Exercise:
Pull every line holding the string "limits" from the records below.

Data records:
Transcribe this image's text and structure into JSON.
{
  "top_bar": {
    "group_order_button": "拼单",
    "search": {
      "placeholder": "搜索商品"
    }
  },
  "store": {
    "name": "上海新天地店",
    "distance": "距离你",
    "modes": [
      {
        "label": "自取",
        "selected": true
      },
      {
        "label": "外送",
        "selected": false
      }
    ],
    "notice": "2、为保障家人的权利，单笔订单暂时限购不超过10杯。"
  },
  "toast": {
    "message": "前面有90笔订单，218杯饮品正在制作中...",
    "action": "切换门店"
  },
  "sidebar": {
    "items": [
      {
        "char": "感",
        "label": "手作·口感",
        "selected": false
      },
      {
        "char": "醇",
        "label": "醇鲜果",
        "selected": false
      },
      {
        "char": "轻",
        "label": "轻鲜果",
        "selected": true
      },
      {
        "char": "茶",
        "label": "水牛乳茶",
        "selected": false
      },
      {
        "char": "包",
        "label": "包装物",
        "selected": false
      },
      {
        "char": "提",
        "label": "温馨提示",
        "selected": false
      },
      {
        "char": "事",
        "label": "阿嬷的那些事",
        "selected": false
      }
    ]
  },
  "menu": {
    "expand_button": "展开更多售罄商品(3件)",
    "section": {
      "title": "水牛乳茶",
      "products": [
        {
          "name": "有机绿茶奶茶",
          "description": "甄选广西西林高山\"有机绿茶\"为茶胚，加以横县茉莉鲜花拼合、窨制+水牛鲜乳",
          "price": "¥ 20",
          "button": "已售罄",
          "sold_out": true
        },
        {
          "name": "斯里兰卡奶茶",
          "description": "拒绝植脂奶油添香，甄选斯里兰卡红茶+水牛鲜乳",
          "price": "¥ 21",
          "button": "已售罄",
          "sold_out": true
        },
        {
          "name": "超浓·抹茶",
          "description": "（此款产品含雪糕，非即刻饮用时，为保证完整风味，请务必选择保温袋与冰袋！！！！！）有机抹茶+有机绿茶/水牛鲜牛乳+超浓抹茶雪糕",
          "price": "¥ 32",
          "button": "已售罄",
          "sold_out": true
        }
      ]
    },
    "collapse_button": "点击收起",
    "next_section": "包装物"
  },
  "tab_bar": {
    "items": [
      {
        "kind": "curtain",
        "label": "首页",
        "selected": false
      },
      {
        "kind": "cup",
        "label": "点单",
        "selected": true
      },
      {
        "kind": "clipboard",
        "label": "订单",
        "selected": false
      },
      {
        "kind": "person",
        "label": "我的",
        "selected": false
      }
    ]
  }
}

==

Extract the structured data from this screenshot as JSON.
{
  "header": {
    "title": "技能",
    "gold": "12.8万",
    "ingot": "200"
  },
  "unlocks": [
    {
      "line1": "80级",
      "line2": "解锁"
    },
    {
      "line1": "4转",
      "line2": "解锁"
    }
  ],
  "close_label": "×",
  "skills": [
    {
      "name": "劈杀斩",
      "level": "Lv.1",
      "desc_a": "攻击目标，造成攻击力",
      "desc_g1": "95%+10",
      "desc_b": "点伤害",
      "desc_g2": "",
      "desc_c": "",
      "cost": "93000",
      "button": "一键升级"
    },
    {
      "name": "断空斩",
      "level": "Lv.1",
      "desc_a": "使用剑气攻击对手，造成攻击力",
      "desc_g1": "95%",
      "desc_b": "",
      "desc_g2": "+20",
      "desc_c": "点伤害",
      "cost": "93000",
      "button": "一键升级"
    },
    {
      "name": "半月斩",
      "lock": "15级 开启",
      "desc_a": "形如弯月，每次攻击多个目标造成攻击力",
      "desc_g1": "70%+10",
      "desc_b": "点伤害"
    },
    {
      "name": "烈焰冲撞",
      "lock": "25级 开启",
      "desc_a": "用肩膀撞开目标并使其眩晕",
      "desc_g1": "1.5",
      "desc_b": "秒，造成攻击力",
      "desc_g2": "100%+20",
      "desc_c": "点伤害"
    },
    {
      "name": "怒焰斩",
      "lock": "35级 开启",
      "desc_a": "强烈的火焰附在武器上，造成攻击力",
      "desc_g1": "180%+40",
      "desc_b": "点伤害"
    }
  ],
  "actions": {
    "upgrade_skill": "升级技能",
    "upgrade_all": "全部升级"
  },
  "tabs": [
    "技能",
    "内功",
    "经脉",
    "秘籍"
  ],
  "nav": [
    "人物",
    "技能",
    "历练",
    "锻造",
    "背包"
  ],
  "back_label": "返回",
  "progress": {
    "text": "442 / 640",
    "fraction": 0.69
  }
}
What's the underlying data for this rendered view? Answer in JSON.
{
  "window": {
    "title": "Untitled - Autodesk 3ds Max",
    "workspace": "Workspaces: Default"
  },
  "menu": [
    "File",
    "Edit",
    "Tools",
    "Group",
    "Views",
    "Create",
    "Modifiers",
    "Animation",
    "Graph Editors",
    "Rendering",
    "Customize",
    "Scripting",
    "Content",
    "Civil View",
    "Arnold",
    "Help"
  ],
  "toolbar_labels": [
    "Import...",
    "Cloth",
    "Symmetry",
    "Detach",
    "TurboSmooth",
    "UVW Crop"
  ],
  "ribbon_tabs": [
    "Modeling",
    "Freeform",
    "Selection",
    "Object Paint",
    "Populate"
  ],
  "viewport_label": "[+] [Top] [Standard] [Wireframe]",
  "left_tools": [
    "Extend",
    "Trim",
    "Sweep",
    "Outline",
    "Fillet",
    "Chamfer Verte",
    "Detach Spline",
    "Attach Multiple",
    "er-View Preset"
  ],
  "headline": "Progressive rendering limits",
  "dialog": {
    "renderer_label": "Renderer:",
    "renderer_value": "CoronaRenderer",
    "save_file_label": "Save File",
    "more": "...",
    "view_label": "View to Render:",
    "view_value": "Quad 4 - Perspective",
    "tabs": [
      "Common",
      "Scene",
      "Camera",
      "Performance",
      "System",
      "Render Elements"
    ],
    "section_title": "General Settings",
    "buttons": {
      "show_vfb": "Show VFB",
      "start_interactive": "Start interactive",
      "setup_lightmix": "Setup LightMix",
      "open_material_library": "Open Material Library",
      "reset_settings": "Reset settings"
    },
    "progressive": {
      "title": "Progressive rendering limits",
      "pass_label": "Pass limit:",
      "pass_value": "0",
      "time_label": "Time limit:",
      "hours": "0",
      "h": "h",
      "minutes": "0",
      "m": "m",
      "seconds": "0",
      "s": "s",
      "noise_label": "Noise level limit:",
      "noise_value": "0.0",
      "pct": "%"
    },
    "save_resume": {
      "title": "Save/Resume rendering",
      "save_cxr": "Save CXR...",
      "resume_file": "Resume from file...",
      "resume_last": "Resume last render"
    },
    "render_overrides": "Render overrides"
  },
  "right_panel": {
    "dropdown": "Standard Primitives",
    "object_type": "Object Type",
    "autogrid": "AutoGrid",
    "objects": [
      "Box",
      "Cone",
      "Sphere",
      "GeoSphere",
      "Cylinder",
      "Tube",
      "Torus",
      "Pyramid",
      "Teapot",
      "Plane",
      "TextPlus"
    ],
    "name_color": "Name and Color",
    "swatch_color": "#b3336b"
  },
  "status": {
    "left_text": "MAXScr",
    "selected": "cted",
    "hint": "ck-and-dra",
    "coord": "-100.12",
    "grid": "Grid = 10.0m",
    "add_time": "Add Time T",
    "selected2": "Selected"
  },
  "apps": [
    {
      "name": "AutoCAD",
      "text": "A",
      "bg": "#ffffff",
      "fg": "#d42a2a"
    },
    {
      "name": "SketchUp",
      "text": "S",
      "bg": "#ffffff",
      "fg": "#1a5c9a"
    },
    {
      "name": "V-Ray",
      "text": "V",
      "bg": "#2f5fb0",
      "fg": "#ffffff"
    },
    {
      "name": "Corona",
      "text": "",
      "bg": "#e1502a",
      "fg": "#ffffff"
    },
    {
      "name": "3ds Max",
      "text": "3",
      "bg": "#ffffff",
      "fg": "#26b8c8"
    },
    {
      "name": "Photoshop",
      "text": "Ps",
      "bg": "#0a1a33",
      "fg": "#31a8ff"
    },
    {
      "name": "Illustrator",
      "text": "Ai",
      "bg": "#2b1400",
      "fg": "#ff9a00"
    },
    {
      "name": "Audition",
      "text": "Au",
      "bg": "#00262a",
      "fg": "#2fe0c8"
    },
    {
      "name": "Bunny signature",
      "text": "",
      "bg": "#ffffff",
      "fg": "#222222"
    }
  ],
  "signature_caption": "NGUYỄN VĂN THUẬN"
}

* * *

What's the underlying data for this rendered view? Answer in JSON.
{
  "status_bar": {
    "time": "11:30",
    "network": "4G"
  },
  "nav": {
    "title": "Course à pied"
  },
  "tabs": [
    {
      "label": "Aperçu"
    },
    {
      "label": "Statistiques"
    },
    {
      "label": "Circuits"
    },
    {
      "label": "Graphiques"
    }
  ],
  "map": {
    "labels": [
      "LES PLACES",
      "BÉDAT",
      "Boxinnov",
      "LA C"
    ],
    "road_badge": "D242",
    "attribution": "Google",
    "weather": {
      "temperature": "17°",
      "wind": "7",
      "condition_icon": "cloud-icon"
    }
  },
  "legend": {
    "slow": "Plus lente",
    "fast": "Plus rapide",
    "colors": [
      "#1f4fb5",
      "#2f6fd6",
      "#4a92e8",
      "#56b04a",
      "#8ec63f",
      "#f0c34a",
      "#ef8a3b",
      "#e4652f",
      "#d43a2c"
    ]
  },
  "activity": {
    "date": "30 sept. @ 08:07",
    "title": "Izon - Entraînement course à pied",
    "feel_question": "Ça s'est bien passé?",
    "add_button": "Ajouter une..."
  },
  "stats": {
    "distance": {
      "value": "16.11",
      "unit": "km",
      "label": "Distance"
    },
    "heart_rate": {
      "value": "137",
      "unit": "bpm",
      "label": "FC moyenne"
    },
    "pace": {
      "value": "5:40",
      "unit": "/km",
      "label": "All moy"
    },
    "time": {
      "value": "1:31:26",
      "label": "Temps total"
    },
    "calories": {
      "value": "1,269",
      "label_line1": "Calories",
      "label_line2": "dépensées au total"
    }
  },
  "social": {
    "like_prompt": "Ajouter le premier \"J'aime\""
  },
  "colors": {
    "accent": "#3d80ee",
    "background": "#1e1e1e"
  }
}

Response to this task:
  "headline": "Progressive rendering limits",
      "title": "Progressive rendering limits",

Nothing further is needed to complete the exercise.